**Requirements:** Reply with one number: the count of lines in the listing that contain the string "ดเทศบาลตำบลแม".

━━ Raw data ━━

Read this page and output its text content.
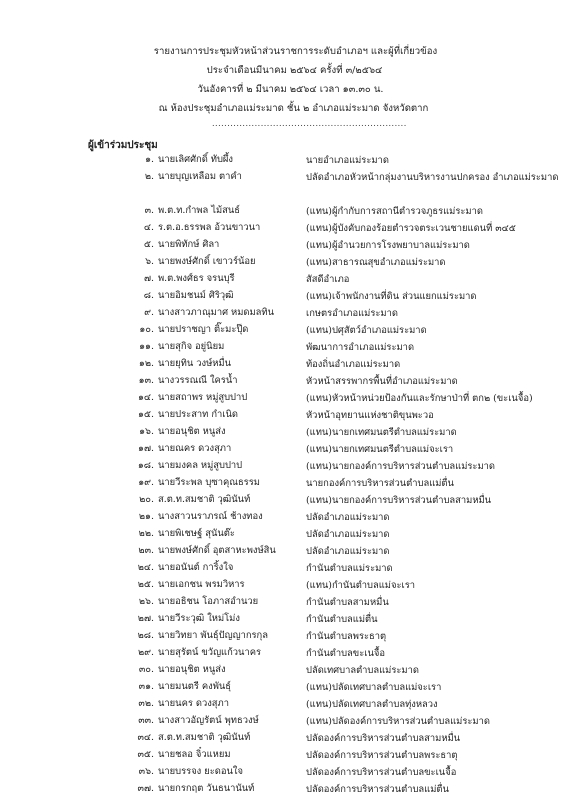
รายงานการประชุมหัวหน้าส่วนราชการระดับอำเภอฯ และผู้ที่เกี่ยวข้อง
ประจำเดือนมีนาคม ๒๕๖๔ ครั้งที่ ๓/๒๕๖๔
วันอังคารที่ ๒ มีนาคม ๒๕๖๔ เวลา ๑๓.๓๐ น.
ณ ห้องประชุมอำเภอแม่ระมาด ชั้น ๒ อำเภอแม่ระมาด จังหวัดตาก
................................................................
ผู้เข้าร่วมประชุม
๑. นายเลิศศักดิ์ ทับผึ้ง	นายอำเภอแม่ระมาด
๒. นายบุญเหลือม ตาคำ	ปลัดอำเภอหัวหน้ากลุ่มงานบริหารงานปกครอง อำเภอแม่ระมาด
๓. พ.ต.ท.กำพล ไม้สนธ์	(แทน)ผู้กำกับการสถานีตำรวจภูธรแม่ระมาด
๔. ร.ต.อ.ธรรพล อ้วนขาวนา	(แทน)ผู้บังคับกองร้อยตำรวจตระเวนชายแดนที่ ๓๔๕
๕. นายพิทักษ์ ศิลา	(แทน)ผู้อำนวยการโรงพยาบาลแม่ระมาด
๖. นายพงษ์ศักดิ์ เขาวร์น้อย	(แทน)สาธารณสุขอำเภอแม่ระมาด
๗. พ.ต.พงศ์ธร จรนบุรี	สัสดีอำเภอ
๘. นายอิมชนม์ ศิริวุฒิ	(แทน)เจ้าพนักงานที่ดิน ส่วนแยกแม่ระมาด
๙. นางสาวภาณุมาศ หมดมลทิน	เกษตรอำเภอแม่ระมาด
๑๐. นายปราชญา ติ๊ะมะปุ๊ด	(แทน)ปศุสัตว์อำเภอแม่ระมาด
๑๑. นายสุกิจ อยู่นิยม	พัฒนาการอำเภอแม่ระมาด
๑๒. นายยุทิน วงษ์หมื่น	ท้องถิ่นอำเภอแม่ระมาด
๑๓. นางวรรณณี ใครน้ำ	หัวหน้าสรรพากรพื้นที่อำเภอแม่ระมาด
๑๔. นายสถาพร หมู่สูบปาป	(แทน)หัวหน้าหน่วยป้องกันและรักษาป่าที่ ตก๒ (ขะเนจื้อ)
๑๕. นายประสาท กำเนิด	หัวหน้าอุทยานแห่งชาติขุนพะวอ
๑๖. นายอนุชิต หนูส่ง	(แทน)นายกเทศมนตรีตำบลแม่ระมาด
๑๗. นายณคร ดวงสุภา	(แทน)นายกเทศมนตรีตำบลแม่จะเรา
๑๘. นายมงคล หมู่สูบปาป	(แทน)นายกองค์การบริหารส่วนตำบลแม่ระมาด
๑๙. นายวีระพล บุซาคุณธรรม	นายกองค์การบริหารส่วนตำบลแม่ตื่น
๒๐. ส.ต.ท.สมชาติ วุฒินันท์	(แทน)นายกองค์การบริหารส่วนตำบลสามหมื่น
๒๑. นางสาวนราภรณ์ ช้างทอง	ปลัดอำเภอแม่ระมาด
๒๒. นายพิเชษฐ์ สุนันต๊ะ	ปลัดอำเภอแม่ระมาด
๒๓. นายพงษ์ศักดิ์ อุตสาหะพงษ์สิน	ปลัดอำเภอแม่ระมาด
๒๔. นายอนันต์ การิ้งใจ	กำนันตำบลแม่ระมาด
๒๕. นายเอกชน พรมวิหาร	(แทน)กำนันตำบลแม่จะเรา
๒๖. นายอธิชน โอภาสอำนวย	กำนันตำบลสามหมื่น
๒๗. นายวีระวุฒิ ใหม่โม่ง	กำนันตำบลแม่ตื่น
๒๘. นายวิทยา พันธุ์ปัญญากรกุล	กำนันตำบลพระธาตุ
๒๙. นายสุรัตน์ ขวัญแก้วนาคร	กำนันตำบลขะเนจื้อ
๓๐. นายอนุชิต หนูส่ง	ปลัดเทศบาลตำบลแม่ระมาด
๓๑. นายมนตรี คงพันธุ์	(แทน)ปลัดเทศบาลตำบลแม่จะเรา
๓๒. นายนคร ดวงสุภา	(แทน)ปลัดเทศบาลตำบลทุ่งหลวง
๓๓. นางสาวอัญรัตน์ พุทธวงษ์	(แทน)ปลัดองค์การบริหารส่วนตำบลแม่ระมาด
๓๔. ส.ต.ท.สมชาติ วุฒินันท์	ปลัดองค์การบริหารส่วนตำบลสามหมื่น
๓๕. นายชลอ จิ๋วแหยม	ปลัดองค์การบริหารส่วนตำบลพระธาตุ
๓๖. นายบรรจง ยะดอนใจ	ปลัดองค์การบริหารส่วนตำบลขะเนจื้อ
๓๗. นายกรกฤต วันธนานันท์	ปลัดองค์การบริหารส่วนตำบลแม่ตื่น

━━━
━━ Raw data ━━

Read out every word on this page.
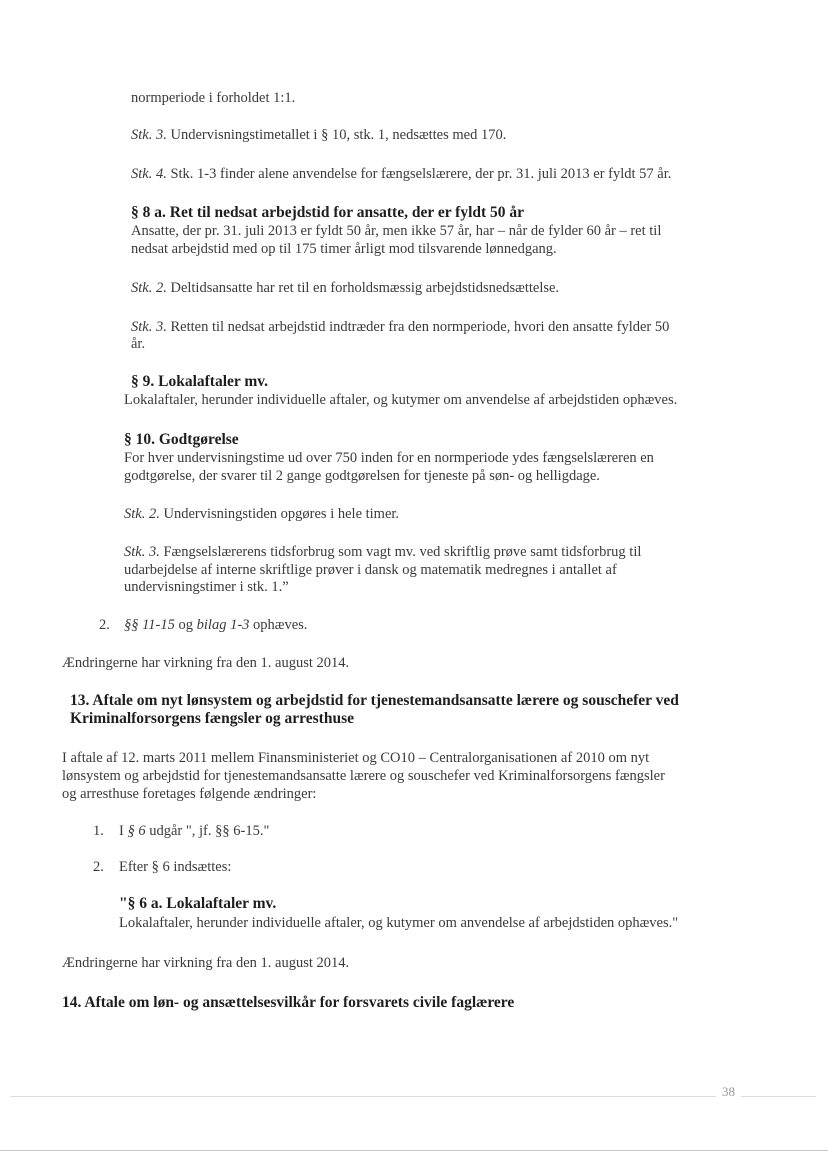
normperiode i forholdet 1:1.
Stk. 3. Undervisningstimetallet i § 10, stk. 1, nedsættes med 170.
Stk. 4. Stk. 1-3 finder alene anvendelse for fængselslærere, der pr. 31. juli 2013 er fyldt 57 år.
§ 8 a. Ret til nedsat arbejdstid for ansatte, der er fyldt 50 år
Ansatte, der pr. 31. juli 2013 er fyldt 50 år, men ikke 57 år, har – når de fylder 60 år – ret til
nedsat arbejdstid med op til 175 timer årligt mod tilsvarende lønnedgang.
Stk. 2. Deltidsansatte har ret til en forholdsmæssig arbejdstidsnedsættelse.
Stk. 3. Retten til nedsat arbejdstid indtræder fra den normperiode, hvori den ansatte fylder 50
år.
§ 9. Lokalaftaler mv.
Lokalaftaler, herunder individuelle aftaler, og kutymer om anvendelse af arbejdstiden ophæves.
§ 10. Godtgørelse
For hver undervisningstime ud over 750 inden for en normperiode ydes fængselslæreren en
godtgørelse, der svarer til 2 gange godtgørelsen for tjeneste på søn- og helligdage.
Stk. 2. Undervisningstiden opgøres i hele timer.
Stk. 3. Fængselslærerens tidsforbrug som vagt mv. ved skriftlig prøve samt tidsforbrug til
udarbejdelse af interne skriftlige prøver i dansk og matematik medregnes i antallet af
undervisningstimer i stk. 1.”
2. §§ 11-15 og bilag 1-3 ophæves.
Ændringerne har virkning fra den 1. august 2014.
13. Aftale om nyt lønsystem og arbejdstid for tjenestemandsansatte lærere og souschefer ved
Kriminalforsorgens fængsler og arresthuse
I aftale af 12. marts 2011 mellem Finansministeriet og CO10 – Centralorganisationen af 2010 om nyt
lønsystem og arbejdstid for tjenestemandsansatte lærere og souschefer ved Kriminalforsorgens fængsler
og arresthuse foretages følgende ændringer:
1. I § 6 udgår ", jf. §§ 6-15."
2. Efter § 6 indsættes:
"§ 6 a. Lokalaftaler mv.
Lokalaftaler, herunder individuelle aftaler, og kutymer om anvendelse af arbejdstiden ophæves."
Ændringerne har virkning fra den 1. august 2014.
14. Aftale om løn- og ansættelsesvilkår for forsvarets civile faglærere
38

━━━

**The response:** 2